What the task requires: Provide only the number of lines in the listing that contain the string "mean".

— start of Input for this task —

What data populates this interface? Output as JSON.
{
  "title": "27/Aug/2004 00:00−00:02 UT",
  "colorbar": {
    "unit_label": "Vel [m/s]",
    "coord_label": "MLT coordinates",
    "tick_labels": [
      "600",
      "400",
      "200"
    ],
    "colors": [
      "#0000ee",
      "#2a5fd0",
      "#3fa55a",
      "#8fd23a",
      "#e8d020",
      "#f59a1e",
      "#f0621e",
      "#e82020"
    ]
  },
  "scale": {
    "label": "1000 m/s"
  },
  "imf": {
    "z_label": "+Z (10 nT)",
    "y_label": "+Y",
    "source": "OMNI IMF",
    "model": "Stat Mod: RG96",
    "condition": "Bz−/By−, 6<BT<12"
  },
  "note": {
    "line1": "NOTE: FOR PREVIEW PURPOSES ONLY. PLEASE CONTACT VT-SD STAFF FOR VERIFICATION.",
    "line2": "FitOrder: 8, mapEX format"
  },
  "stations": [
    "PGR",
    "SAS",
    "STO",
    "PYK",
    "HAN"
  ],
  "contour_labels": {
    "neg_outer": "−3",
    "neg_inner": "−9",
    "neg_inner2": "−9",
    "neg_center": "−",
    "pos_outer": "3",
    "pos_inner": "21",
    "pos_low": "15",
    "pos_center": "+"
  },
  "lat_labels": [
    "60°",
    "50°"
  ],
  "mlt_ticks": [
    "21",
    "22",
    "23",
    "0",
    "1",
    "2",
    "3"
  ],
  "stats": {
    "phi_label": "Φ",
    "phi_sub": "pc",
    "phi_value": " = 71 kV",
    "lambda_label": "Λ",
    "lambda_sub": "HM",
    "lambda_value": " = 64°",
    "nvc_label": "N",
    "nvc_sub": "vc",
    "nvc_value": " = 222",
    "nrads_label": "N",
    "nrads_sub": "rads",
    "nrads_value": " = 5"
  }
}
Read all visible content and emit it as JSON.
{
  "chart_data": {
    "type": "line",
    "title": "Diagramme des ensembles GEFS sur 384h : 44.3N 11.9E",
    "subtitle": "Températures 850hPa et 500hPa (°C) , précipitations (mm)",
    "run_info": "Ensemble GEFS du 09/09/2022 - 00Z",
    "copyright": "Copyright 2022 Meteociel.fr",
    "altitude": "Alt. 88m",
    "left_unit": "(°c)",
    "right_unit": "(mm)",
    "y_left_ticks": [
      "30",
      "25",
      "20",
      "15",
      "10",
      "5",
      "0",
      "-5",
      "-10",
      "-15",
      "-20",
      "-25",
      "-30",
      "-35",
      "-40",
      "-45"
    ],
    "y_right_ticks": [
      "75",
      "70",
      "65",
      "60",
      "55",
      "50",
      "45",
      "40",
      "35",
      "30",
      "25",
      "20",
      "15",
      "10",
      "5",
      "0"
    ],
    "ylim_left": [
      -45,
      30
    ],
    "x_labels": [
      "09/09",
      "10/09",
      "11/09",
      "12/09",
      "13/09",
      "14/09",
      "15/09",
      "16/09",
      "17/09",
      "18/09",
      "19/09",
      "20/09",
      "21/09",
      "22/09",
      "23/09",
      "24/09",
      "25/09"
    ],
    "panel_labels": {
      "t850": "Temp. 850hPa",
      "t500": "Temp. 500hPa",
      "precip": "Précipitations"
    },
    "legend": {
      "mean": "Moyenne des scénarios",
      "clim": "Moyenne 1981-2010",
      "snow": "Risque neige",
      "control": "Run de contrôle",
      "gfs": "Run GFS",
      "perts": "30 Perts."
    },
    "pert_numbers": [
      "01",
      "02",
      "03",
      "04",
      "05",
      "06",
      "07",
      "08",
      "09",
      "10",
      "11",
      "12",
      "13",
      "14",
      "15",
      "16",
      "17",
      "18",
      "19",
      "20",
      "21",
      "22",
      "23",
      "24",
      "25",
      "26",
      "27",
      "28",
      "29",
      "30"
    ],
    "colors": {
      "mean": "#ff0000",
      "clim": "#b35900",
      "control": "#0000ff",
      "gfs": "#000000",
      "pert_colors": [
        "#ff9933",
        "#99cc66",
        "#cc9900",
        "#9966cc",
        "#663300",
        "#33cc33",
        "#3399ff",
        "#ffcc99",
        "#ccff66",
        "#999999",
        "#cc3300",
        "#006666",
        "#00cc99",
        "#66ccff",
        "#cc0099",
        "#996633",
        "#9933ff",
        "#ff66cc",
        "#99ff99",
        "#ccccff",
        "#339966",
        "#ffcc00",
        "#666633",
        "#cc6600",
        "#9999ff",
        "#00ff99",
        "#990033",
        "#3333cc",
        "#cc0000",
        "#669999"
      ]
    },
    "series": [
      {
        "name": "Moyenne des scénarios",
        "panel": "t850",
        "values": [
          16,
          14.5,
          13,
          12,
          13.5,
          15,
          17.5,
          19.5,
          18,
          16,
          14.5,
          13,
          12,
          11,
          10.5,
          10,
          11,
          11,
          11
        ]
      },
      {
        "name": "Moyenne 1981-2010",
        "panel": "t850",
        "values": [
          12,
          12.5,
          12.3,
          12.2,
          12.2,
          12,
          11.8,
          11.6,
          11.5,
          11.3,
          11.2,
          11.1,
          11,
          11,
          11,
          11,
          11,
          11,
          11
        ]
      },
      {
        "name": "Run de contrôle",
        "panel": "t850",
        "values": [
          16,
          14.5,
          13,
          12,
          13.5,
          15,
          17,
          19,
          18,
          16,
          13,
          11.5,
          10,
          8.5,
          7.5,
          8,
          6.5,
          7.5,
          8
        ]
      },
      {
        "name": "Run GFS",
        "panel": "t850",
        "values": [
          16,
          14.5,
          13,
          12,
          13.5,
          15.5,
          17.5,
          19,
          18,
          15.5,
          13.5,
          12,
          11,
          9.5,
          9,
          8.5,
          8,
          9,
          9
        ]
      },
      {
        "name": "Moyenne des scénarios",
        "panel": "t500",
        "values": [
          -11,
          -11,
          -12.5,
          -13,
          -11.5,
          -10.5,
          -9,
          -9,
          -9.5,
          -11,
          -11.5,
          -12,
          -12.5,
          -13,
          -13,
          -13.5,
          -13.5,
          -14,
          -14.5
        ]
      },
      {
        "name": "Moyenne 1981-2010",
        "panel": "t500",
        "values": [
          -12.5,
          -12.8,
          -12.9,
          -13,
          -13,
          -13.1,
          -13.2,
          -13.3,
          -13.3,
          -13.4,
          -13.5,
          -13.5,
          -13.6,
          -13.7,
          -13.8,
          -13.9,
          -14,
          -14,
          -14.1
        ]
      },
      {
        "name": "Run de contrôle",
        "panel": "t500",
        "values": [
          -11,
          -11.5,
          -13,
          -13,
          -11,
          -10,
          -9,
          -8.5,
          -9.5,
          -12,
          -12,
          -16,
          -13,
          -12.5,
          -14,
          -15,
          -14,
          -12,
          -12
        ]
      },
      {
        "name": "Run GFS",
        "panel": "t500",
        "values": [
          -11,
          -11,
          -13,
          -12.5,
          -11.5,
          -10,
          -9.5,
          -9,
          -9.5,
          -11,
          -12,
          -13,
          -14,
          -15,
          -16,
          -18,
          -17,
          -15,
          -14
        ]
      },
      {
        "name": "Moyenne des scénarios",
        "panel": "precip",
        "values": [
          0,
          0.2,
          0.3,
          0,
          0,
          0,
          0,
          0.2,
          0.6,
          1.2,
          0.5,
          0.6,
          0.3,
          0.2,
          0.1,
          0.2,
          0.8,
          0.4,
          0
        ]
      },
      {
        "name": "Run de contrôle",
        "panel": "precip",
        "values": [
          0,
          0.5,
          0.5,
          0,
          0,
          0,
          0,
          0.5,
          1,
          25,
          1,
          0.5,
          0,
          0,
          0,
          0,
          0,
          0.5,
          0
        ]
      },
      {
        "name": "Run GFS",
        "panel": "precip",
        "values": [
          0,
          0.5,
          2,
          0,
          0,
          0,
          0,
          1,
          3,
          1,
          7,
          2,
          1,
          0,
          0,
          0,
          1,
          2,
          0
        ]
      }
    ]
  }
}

— end of Input for this task —

Output of the task: 2